TASK INSTRUCTIONS - Find the lines that hold "Чертеж". Report only how many there are.
===== ENTRIES SHOWN
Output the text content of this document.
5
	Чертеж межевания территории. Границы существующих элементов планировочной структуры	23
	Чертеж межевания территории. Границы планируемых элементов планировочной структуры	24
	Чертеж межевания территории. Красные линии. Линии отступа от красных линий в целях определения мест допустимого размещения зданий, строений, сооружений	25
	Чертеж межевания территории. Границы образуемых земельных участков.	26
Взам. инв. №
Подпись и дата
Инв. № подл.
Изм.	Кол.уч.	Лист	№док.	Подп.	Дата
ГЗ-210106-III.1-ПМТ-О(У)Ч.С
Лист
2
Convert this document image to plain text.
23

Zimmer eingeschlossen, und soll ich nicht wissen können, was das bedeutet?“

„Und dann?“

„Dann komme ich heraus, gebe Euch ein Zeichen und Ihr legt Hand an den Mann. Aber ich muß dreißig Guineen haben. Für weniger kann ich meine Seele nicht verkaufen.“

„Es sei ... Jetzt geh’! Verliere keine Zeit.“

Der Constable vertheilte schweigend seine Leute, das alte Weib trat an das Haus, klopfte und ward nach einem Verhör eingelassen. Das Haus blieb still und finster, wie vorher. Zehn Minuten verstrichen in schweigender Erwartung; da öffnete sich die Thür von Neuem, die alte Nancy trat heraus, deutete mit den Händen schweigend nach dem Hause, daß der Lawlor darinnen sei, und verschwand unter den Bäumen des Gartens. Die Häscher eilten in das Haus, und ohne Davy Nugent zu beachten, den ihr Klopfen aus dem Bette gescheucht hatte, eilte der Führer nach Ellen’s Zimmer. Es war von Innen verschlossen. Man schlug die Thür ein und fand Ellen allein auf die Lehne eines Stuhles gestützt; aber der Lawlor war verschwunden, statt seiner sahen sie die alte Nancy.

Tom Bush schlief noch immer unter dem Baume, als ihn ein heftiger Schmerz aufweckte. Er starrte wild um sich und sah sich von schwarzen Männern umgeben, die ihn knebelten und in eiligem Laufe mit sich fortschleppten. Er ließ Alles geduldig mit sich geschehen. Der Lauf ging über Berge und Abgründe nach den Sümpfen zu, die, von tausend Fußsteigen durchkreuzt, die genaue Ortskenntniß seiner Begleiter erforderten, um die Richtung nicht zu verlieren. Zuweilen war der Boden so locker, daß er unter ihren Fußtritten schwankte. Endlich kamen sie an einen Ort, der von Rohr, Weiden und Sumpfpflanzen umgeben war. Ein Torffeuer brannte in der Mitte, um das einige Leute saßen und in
==========
EXERCISE SOLUTION - 4